**Job:** Take every line that has the string "object" and copy it out.

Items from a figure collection
# # # # # # #
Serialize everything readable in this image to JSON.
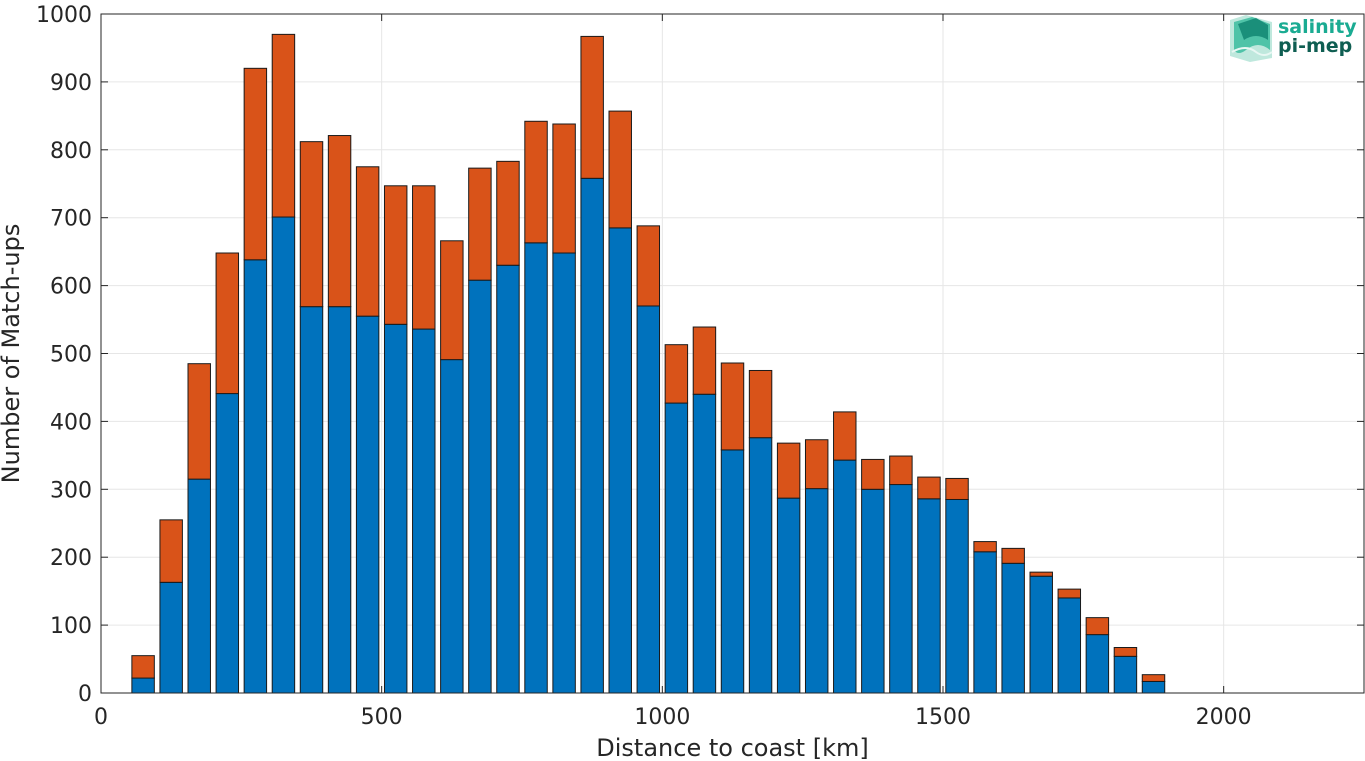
{
  "chart_data": {
    "type": "bar",
    "stacked": true,
    "title": "",
    "xlabel": "Distance to coast [km]",
    "ylabel": "Number of Match-ups",
    "xlim": [
      0,
      2250
    ],
    "ylim": [
      0,
      1000
    ],
    "grid": true,
    "x_ticks": [
      0,
      500,
      1000,
      1500,
      2000
    ],
    "y_ticks": [
      0,
      100,
      200,
      300,
      400,
      500,
      600,
      700,
      800,
      900,
      1000
    ],
    "bar_width": 40,
    "x": [
      75,
      125,
      175,
      225,
      275,
      325,
      375,
      425,
      475,
      525,
      575,
      625,
      675,
      725,
      775,
      825,
      875,
      925,
      975,
      1025,
      1075,
      1125,
      1175,
      1225,
      1275,
      1325,
      1375,
      1425,
      1475,
      1525,
      1575,
      1625,
      1675,
      1725,
      1775,
      1825,
      1875
    ],
    "series": [
      {
        "color": "#0072BD",
        "values": [
          22,
          163,
          315,
          441,
          638,
          701,
          569,
          569,
          555,
          543,
          536,
          491,
          608,
          630,
          663,
          648,
          758,
          685,
          570,
          427,
          440,
          358,
          376,
          287,
          301,
          343,
          300,
          307,
          286,
          285,
          208,
          191,
          172,
          140,
          86,
          54,
          17
        ]
      },
      {
        "color": "#D95319",
        "values": [
          33,
          92,
          170,
          207,
          282,
          269,
          243,
          252,
          220,
          204,
          211,
          175,
          165,
          153,
          179,
          190,
          209,
          172,
          118,
          86,
          99,
          128,
          99,
          81,
          72,
          71,
          44,
          42,
          32,
          31,
          15,
          22,
          6,
          13,
          25,
          13,
          10
        ]
      }
    ]
  },
  "logo": {
    "line1": "salinity",
    "line2": "pi-mep",
    "color1": "#1aab92",
    "color2": "#0f5e52"
  }
}
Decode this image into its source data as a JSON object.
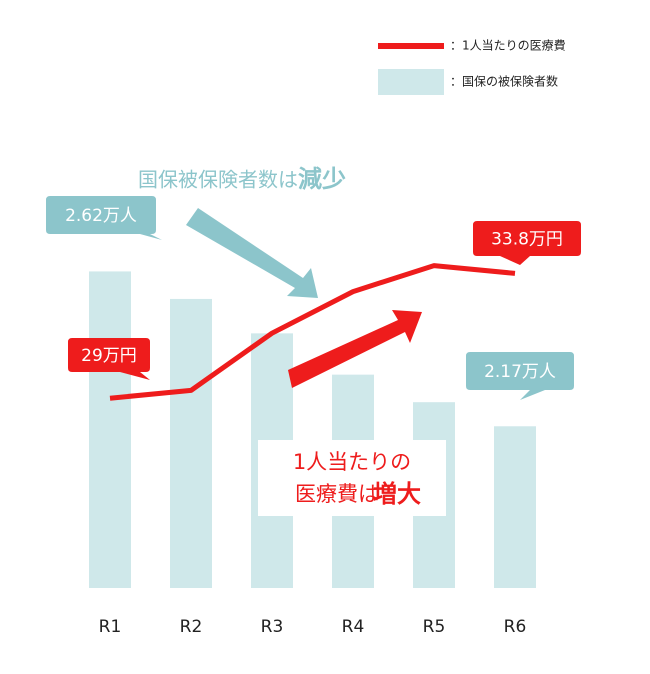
{
  "chart_data": {
    "type": "bar",
    "categories": [
      "R1",
      "R2",
      "R3",
      "R4",
      "R5",
      "R6"
    ],
    "ylim": [
      1.7,
      3.06
    ],
    "y2lim": [
      21.7,
      39.7
    ],
    "series": [
      {
        "name": "：国保の被保険者数",
        "type": "bar",
        "color": "#cfe8ea",
        "values": [
          2.62,
          2.54,
          2.44,
          2.32,
          2.24,
          2.17
        ],
        "value_labels": [
          "2.62万人",
          null,
          null,
          null,
          null,
          "2.17万人"
        ]
      },
      {
        "name": "：1人当たりの医療費",
        "type": "line",
        "axis": "y2",
        "color": "#ee1c1c",
        "values": [
          29,
          29.3,
          31.5,
          33.1,
          34.1,
          33.8
        ],
        "value_labels": [
          "29万円",
          null,
          null,
          null,
          null,
          "33.8万円"
        ]
      }
    ],
    "annotations": {
      "insured": [
        "国保被保険者数は",
        "減少"
      ],
      "cost": [
        "1人当たりの",
        "医療費は",
        "増大"
      ]
    }
  }
}
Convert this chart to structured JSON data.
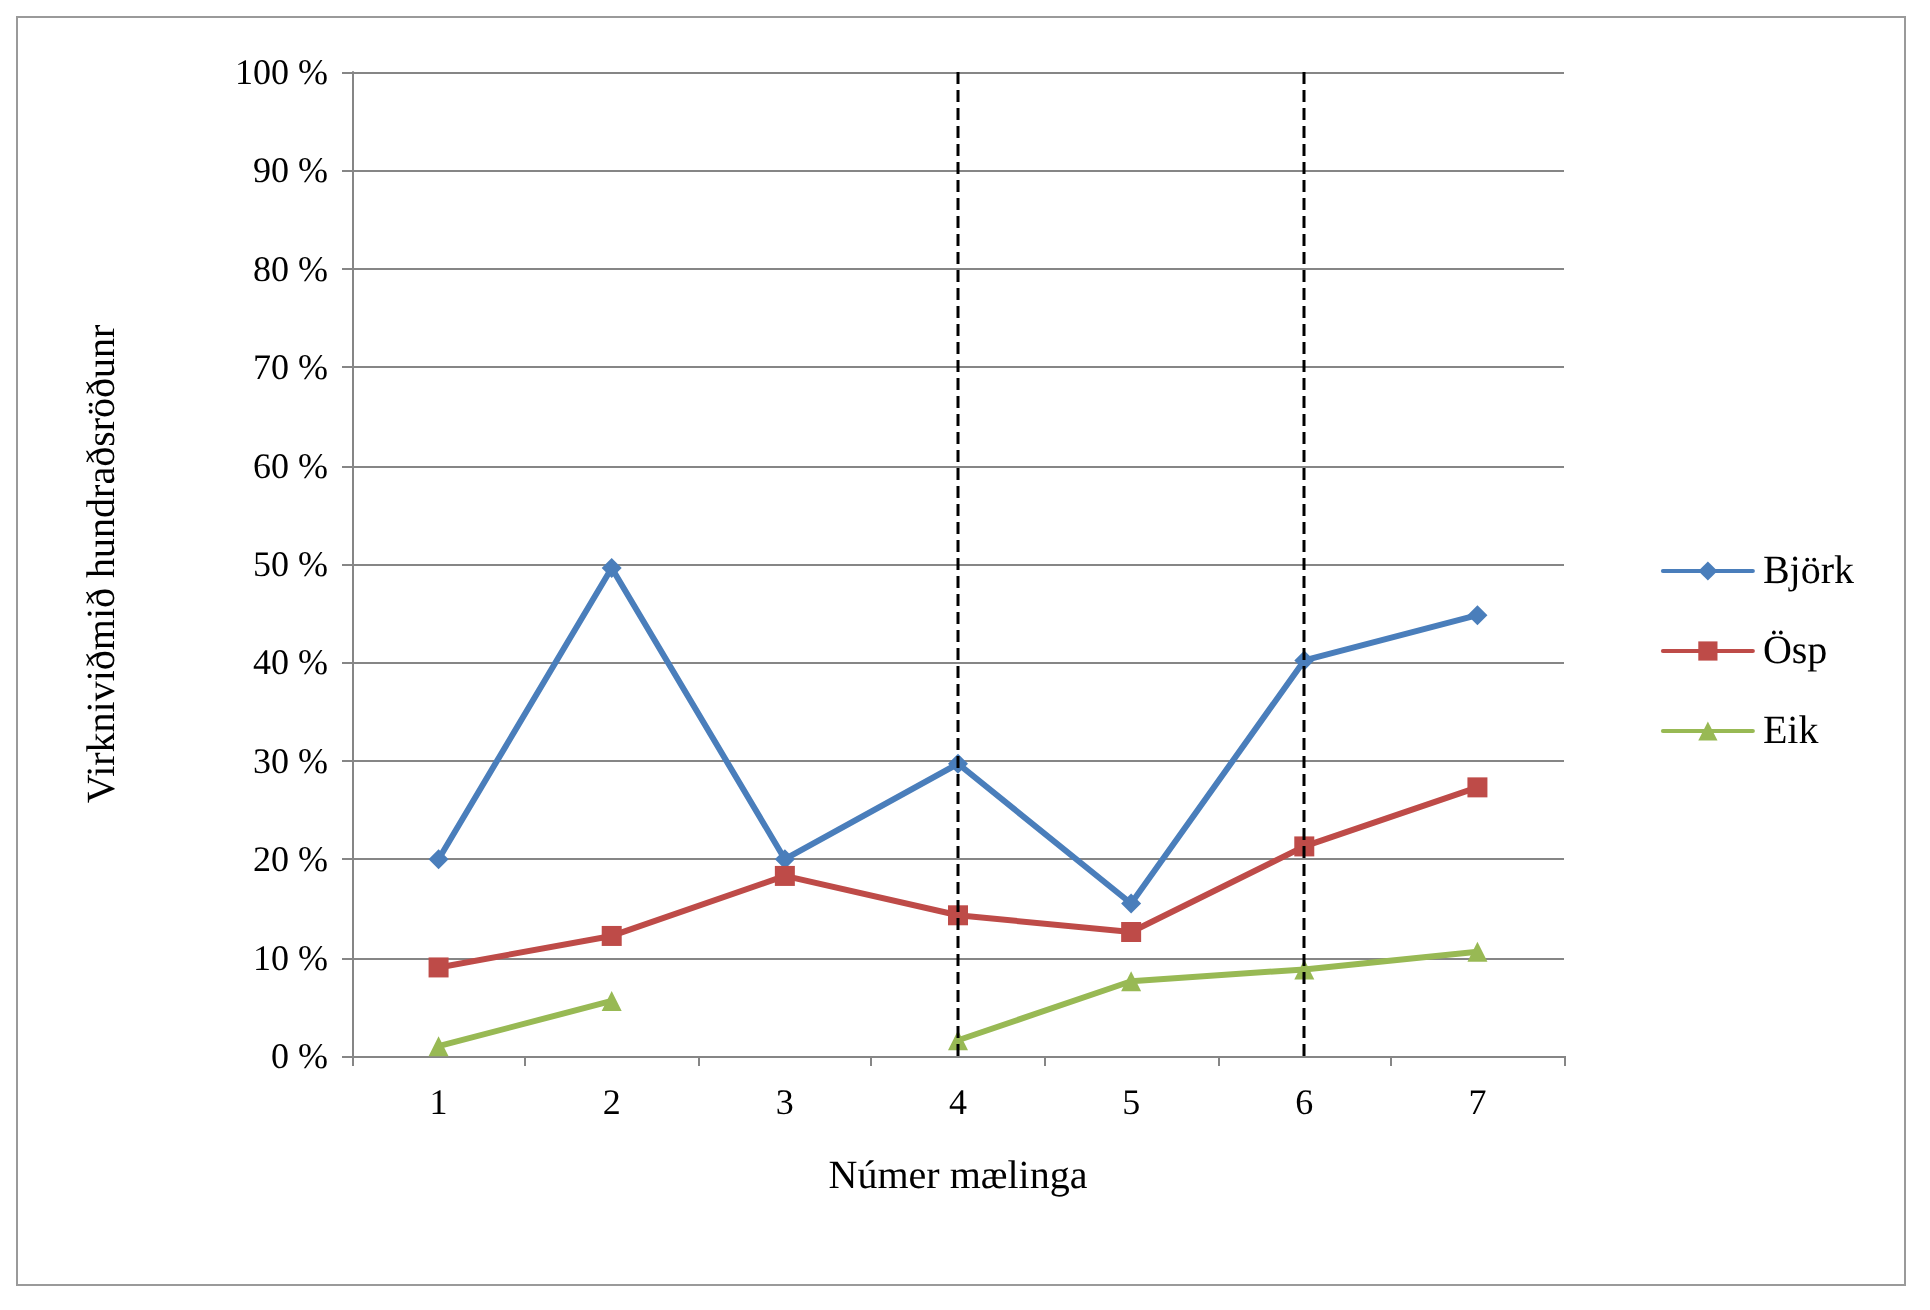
{
  "chart_data": {
    "type": "line",
    "xlabel": "Númer mælinga",
    "ylabel": "Virkniviðmið hundraðsröðunr",
    "categories": [
      "1",
      "2",
      "3",
      "4",
      "5",
      "6",
      "7"
    ],
    "series": [
      {
        "name": "Björk",
        "color": "#4a7ebb",
        "marker": "diamond",
        "values": [
          20,
          49.6,
          20,
          29.7,
          15.5,
          40.2,
          44.8
        ]
      },
      {
        "name": "Ösp",
        "color": "#be4b48",
        "marker": "square",
        "values": [
          9,
          12.2,
          18.3,
          14.3,
          12.6,
          21.3,
          27.3
        ]
      },
      {
        "name": "Eik",
        "color": "#98b954",
        "marker": "triangle",
        "values": [
          1,
          5.6,
          null,
          1.6,
          7.6,
          8.8,
          10.6
        ]
      }
    ],
    "ylim": [
      0,
      100
    ],
    "yticks": [
      {
        "value": 0,
        "label": "0 %"
      },
      {
        "value": 10,
        "label": "10 %"
      },
      {
        "value": 20,
        "label": "20 %"
      },
      {
        "value": 30,
        "label": "30 %"
      },
      {
        "value": 40,
        "label": "40 %"
      },
      {
        "value": 50,
        "label": "50 %"
      },
      {
        "value": 60,
        "label": "60 %"
      },
      {
        "value": 70,
        "label": "70 %"
      },
      {
        "value": 80,
        "label": "80 %"
      },
      {
        "value": 90,
        "label": "90 %"
      },
      {
        "value": 100,
        "label": "100 %"
      }
    ],
    "grid": "y",
    "legend": "right",
    "line_style": "solid",
    "ref_lines": [
      {
        "axis": "x",
        "value": "4",
        "color": "#000000",
        "line_style": "dashed"
      },
      {
        "axis": "x",
        "value": "6",
        "color": "#000000",
        "line_style": "dashed"
      }
    ]
  }
}
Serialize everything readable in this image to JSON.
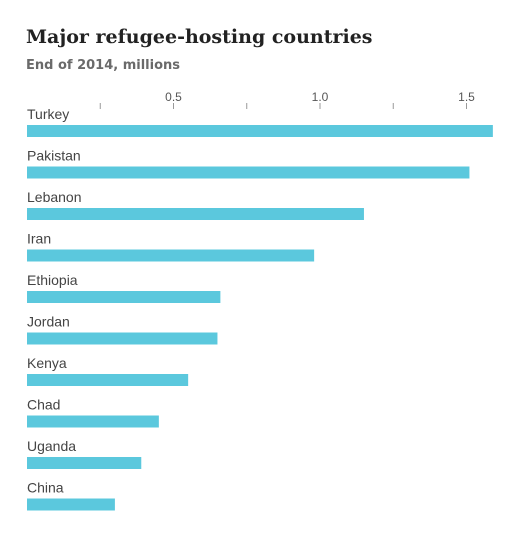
{
  "chart_data": {
    "type": "bar",
    "orientation": "horizontal",
    "title": "Major refugee-hosting countries",
    "subtitle": "End of 2014, millions",
    "categories": [
      "Turkey",
      "Pakistan",
      "Lebanon",
      "Iran",
      "Ethiopia",
      "Jordan",
      "Kenya",
      "Chad",
      "Uganda",
      "China"
    ],
    "values": [
      1.59,
      1.51,
      1.15,
      0.98,
      0.66,
      0.65,
      0.55,
      0.45,
      0.39,
      0.3
    ],
    "xlim": [
      0,
      1.6
    ],
    "ticks": [
      {
        "value": 0.25,
        "label": ""
      },
      {
        "value": 0.5,
        "label": "0.5"
      },
      {
        "value": 0.75,
        "label": ""
      },
      {
        "value": 1.0,
        "label": "1.0"
      },
      {
        "value": 1.25,
        "label": ""
      },
      {
        "value": 1.5,
        "label": "1.5"
      }
    ],
    "bar_color": "#5bc8dd",
    "grid": false,
    "legend": "none"
  }
}
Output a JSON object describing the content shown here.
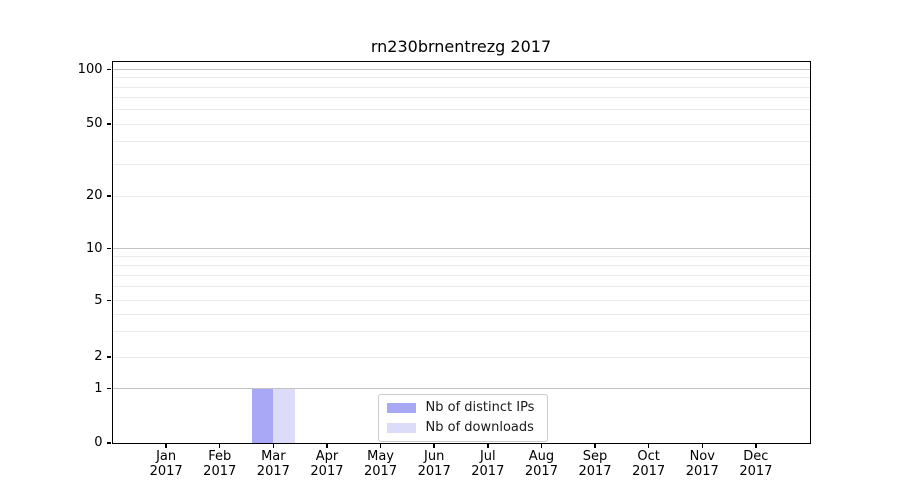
{
  "chart_data": {
    "type": "bar",
    "title": "rn230brnentrezg 2017",
    "categories": [
      {
        "month": "Jan",
        "year": "2017"
      },
      {
        "month": "Feb",
        "year": "2017"
      },
      {
        "month": "Mar",
        "year": "2017"
      },
      {
        "month": "Apr",
        "year": "2017"
      },
      {
        "month": "May",
        "year": "2017"
      },
      {
        "month": "Jun",
        "year": "2017"
      },
      {
        "month": "Jul",
        "year": "2017"
      },
      {
        "month": "Aug",
        "year": "2017"
      },
      {
        "month": "Sep",
        "year": "2017"
      },
      {
        "month": "Oct",
        "year": "2017"
      },
      {
        "month": "Nov",
        "year": "2017"
      },
      {
        "month": "Dec",
        "year": "2017"
      }
    ],
    "series": [
      {
        "name": "Nb of distinct IPs",
        "color": "#a8a8f6",
        "values": [
          0,
          0,
          1,
          0,
          0,
          0,
          0,
          0,
          0,
          0,
          0,
          0
        ]
      },
      {
        "name": "Nb of downloads",
        "color": "#dcdcf9",
        "values": [
          0,
          0,
          1,
          0,
          0,
          0,
          0,
          0,
          0,
          0,
          0,
          0
        ]
      }
    ],
    "y_axis": {
      "scale": "symlog",
      "range": [
        0,
        100
      ],
      "tick_values": [
        0,
        1,
        2,
        5,
        10,
        20,
        50,
        100
      ],
      "tick_labels": [
        "0",
        "1",
        "2",
        "5",
        "10",
        "20",
        "50",
        "100"
      ],
      "grid_major_values": [
        1,
        10,
        100
      ],
      "grid_minor_values": [
        2,
        3,
        4,
        5,
        6,
        7,
        8,
        9,
        20,
        30,
        40,
        50,
        60,
        70,
        80,
        90
      ]
    },
    "legend": {
      "position": "lower center"
    },
    "colors": {
      "grid_major": "#c3c3c3",
      "grid_minor": "#ebebeb",
      "spine": "#000000",
      "background": "#ffffff"
    }
  }
}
# # # # # # #
**Finished exercise:**
Decode this image into its source data as a JSON object.
Output a JSON object describing the content shown here.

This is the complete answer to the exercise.